-- What this task involves --
Reproduce the listing from the line containing "Identify all the" through the line containing "cell: 0.0 (232, 202, 266, 236)", substituting "Twelve Months Ago" for "One Year Ago" and leaving everything else unchanged.

------ Data for this exercise ------

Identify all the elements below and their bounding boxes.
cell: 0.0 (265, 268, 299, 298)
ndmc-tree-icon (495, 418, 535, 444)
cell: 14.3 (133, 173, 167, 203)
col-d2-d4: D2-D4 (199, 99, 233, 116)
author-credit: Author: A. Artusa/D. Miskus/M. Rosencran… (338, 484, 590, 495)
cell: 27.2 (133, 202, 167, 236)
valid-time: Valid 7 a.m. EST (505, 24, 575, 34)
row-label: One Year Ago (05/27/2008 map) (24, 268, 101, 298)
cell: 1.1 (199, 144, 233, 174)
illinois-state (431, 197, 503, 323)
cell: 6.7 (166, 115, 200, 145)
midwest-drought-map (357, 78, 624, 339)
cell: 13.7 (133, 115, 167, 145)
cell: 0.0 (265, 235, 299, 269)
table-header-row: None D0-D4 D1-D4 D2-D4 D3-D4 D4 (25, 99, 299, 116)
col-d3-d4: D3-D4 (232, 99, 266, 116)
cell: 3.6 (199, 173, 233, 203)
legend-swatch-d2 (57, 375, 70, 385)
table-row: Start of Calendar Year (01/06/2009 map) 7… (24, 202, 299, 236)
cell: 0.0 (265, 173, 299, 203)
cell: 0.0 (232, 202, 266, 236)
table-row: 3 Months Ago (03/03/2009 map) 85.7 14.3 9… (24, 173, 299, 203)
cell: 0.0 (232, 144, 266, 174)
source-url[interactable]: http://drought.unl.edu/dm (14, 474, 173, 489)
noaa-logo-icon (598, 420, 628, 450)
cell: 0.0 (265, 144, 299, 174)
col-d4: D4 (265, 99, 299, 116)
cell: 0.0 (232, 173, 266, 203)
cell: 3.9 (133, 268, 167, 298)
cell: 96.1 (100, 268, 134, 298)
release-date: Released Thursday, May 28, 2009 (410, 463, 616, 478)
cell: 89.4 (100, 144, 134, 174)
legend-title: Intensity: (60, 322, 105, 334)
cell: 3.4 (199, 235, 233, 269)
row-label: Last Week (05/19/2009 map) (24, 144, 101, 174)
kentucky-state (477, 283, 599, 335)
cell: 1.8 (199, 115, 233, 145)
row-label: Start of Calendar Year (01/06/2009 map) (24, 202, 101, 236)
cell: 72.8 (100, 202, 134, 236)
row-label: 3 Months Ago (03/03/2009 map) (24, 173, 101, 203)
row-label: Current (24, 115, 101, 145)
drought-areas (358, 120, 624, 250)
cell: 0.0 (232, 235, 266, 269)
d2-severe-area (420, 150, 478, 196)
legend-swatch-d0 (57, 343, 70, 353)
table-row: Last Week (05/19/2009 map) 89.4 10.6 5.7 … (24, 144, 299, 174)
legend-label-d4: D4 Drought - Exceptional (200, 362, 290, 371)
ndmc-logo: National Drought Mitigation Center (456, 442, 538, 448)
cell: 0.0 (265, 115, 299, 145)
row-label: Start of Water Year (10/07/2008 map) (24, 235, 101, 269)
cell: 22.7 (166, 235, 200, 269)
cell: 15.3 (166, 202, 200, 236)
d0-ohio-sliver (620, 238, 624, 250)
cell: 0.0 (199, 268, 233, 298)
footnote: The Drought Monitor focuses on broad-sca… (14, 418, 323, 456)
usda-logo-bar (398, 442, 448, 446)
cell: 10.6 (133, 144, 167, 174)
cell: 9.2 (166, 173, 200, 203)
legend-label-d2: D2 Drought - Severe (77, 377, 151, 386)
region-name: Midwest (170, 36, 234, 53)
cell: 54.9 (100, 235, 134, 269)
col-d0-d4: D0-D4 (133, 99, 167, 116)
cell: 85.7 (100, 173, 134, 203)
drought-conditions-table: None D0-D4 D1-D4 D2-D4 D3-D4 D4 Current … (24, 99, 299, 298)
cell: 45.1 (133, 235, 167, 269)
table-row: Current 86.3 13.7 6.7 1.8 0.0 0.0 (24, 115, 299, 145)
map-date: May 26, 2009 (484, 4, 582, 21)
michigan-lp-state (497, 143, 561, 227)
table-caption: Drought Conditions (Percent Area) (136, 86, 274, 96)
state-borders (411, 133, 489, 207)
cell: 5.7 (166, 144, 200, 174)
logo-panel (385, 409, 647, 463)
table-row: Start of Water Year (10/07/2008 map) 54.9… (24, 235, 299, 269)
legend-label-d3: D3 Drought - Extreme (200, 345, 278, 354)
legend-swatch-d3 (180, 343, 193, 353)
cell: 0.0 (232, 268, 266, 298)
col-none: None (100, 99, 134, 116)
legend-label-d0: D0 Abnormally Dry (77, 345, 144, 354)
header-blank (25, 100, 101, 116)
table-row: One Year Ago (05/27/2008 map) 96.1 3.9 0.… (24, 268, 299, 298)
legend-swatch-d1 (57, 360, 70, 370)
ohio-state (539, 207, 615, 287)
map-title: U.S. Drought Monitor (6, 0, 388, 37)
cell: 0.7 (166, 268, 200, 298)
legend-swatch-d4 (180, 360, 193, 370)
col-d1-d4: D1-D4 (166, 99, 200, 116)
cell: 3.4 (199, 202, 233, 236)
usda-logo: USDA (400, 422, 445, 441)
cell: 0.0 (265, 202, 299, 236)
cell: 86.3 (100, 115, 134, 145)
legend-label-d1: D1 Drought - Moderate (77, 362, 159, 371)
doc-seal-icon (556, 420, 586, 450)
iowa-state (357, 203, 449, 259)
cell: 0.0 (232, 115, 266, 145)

------
------ Data for this exercise ------

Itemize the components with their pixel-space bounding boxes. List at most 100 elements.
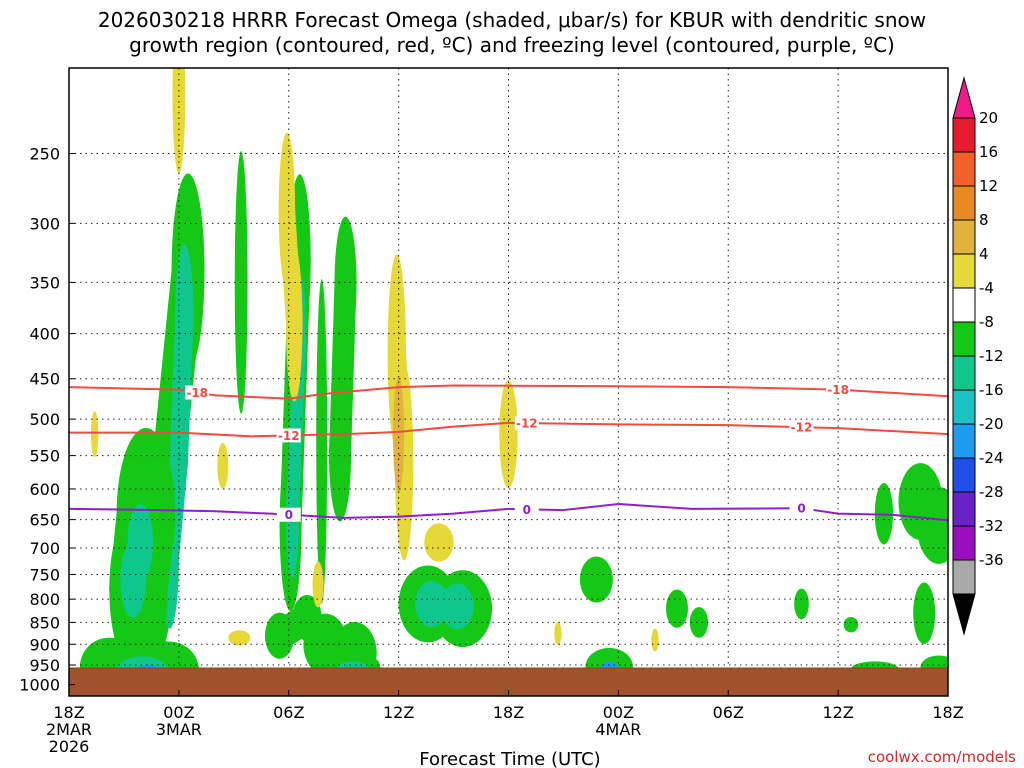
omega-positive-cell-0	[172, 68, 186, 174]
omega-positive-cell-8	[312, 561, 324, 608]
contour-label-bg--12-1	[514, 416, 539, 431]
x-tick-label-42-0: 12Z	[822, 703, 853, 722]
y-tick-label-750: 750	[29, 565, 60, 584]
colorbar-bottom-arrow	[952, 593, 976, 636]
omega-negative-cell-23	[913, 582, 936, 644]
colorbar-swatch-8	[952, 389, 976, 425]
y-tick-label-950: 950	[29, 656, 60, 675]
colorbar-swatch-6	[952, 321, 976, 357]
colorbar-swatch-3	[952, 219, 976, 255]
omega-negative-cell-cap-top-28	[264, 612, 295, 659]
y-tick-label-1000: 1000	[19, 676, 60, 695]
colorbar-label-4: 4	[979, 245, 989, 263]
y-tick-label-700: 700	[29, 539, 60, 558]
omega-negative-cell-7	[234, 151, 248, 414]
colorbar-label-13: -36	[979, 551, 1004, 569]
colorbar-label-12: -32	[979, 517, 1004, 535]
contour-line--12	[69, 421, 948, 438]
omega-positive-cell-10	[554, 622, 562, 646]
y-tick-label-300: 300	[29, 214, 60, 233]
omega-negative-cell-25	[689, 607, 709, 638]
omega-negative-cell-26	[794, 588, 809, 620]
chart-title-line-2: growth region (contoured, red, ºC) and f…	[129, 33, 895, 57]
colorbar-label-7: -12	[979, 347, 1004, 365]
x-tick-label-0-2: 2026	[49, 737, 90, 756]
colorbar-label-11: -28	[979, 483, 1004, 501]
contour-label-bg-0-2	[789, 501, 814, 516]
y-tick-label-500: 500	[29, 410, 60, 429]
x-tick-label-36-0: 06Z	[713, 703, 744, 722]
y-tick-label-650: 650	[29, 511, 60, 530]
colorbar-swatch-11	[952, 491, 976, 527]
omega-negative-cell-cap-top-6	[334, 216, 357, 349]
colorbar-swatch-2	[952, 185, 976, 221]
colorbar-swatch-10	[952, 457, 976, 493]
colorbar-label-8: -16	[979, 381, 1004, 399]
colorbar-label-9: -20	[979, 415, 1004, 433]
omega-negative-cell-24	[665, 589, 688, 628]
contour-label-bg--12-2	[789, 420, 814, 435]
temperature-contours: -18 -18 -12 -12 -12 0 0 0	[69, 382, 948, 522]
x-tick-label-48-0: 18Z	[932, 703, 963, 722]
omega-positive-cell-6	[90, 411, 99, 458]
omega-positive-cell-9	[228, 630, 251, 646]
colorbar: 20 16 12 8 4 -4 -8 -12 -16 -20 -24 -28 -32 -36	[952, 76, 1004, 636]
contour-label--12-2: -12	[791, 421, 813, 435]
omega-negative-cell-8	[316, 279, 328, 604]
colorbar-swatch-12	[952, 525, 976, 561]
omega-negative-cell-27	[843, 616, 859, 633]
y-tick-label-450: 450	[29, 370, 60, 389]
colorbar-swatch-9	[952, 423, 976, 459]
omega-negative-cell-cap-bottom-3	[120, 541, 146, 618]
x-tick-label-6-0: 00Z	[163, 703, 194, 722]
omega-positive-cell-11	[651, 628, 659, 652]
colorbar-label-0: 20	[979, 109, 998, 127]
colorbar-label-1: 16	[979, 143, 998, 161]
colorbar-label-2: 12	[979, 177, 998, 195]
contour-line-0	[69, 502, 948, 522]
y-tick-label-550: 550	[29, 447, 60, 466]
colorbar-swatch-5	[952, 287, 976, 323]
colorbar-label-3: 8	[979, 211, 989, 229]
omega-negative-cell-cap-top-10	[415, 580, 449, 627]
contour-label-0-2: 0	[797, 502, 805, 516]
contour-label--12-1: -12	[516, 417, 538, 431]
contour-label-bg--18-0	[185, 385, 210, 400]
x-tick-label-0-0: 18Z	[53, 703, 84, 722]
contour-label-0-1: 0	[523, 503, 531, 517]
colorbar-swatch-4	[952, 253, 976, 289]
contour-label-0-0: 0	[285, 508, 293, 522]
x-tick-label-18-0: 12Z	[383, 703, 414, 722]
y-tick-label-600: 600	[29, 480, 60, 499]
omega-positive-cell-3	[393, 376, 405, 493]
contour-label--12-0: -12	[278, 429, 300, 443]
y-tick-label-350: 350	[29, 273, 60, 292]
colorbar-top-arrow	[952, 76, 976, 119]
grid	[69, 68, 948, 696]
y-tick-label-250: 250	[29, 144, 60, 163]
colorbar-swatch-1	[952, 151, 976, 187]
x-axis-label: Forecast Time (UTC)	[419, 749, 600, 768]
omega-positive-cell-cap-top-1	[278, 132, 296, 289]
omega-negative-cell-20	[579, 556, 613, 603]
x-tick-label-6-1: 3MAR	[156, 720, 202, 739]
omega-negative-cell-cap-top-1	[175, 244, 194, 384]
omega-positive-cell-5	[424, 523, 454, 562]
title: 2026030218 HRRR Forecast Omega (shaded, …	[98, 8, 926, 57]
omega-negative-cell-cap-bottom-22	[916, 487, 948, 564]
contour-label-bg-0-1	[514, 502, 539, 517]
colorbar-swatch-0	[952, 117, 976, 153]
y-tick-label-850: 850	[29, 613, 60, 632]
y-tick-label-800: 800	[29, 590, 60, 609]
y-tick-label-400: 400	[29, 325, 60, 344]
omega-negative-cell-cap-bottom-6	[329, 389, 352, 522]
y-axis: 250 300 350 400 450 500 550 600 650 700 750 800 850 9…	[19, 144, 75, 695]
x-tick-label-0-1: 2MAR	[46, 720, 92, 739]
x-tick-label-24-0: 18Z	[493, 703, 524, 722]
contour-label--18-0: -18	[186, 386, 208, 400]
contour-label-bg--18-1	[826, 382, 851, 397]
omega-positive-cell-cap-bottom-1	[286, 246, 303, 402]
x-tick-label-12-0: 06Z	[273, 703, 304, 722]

------

-- The reply --
Identify all the elements below and their bounding boxes.
cell: 0.0 (265, 268, 299, 298)
ndmc-tree-icon (495, 418, 535, 444)
cell: 14.3 (133, 173, 167, 203)
col-d2-d4: D2-D4 (199, 99, 233, 116)
author-credit: Author: A. Artusa/D. Miskus/M. Rosencran… (338, 484, 590, 495)
cell: 27.2 (133, 202, 167, 236)
valid-time: Valid 7 a.m. EST (505, 24, 575, 34)
row-label: Twelve Months Ago (05/27/2008 map) (24, 268, 101, 298)
cell: 1.1 (199, 144, 233, 174)
illinois-state (431, 197, 503, 323)
cell: 6.7 (166, 115, 200, 145)
midwest-drought-map (357, 78, 624, 339)
cell: 13.7 (133, 115, 167, 145)
cell: 0.0 (265, 235, 299, 269)
table-header-row: None D0-D4 D1-D4 D2-D4 D3-D4 D4 (25, 99, 299, 116)
col-d3-d4: D3-D4 (232, 99, 266, 116)
cell: 3.6 (199, 173, 233, 203)
legend-swatch-d2 (57, 375, 70, 385)
table-row: Start of Calendar Year (01/06/2009 map) 7… (24, 202, 299, 236)
cell: 0.0 (265, 173, 299, 203)
cell: 0.0 (232, 202, 266, 236)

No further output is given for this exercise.